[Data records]
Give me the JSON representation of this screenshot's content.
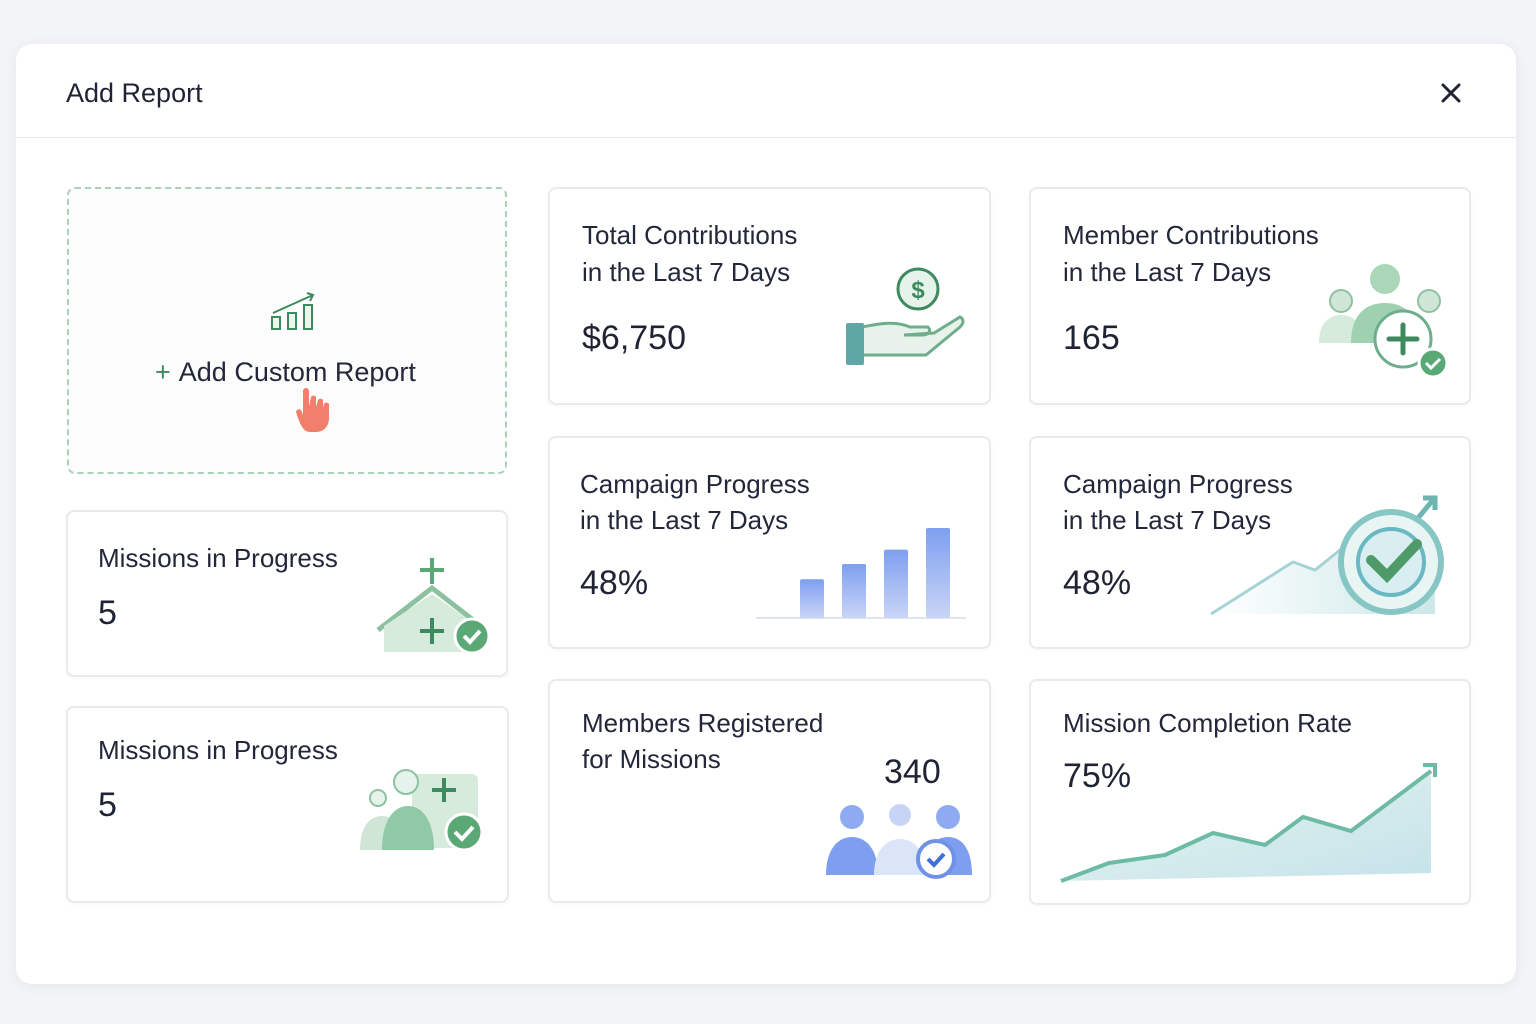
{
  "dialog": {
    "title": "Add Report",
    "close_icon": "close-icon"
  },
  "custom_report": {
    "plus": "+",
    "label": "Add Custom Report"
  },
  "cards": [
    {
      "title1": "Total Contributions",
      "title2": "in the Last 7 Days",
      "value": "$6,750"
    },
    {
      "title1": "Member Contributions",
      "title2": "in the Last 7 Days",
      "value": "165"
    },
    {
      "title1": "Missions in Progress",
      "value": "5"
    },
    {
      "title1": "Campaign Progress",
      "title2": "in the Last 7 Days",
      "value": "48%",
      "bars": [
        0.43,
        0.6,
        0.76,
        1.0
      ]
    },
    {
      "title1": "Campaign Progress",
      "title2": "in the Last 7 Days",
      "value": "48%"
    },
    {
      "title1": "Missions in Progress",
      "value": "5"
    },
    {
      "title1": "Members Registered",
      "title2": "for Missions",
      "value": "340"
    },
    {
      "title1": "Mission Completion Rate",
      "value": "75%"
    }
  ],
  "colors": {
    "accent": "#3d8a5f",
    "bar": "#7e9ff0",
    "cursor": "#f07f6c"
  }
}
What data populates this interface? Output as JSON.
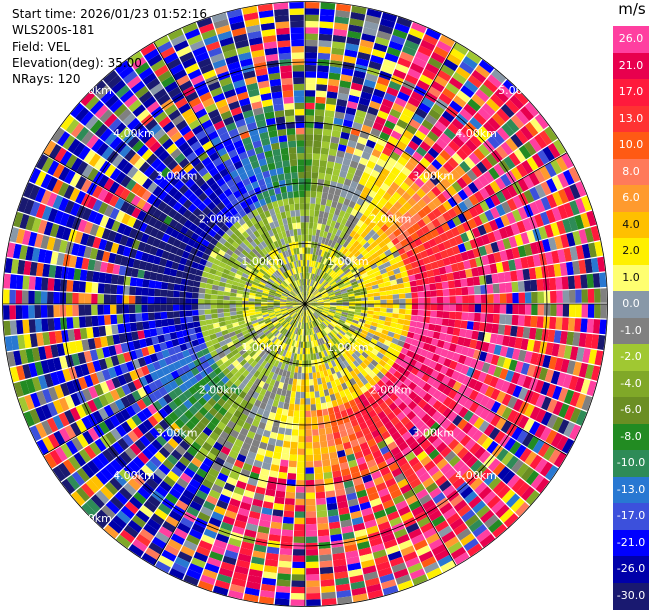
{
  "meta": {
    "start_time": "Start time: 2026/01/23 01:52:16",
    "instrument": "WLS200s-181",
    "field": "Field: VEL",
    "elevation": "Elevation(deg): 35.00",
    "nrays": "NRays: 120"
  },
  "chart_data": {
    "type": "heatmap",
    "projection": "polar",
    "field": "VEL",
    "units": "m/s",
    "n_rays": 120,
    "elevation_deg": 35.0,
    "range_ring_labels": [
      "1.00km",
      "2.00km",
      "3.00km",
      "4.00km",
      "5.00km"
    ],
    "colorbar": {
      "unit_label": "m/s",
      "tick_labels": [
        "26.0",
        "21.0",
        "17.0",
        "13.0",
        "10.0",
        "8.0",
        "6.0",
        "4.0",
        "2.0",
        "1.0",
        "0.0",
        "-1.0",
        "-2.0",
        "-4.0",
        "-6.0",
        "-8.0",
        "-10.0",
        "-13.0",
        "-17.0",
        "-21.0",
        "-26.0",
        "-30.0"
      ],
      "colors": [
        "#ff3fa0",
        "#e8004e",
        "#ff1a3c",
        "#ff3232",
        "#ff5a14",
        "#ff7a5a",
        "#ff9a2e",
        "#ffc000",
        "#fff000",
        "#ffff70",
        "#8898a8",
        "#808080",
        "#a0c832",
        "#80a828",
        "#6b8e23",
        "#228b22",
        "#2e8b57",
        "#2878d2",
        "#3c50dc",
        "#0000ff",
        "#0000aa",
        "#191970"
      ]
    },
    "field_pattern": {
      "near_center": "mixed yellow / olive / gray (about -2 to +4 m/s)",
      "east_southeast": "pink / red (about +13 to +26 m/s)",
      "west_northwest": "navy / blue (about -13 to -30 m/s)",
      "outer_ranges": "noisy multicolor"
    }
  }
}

● **Set task**: Skip the images and write out the rest of the listing exactly.

● **Solution**:
Give me the JSON representation of this screenshot's content.
{
  "dialog": {
    "title": "Add Report",
    "close_icon": "close-icon"
  },
  "custom_report": {
    "plus": "+",
    "label": "Add Custom Report"
  },
  "cards": [
    {
      "title1": "Total Contributions",
      "title2": "in the Last 7 Days",
      "value": "$6,750"
    },
    {
      "title1": "Member Contributions",
      "title2": "in the Last 7 Days",
      "value": "165"
    },
    {
      "title1": "Missions in Progress",
      "value": "5"
    },
    {
      "title1": "Campaign Progress",
      "title2": "in the Last 7 Days",
      "value": "48%",
      "bars": [
        0.43,
        0.6,
        0.76,
        1.0
      ]
    },
    {
      "title1": "Campaign Progress",
      "title2": "in the Last 7 Days",
      "value": "48%"
    },
    {
      "title1": "Missions in Progress",
      "value": "5"
    },
    {
      "title1": "Members Registered",
      "title2": "for Missions",
      "value": "340"
    },
    {
      "title1": "Mission Completion Rate",
      "value": "75%"
    }
  ],
  "colors": {
    "accent": "#3d8a5f",
    "bar": "#7e9ff0",
    "cursor": "#f07f6c"
  }
}
What data populates this interface? Output as JSON.
{
  "meta": {
    "start_time": "Start time: 2026/01/23 01:52:16",
    "instrument": "WLS200s-181",
    "field": "Field: VEL",
    "elevation": "Elevation(deg): 35.00",
    "nrays": "NRays: 120"
  },
  "chart_data": {
    "type": "heatmap",
    "projection": "polar",
    "field": "VEL",
    "units": "m/s",
    "n_rays": 120,
    "elevation_deg": 35.0,
    "range_ring_labels": [
      "1.00km",
      "2.00km",
      "3.00km",
      "4.00km",
      "5.00km"
    ],
    "colorbar": {
      "unit_label": "m/s",
      "tick_labels": [
        "26.0",
        "21.0",
        "17.0",
        "13.0",
        "10.0",
        "8.0",
        "6.0",
        "4.0",
        "2.0",
        "1.0",
        "0.0",
        "-1.0",
        "-2.0",
        "-4.0",
        "-6.0",
        "-8.0",
        "-10.0",
        "-13.0",
        "-17.0",
        "-21.0",
        "-26.0",
        "-30.0"
      ],
      "colors": [
        "#ff3fa0",
        "#e8004e",
        "#ff1a3c",
        "#ff3232",
        "#ff5a14",
        "#ff7a5a",
        "#ff9a2e",
        "#ffc000",
        "#fff000",
        "#ffff70",
        "#8898a8",
        "#808080",
        "#a0c832",
        "#80a828",
        "#6b8e23",
        "#228b22",
        "#2e8b57",
        "#2878d2",
        "#3c50dc",
        "#0000ff",
        "#0000aa",
        "#191970"
      ]
    },
    "field_pattern": {
      "near_center": "mixed yellow / olive / gray (about -2 to +4 m/s)",
      "east_southeast": "pink / red (about +13 to +26 m/s)",
      "west_northwest": "navy / blue (about -13 to -30 m/s)",
      "outer_ranges": "noisy multicolor"
    }
  }
}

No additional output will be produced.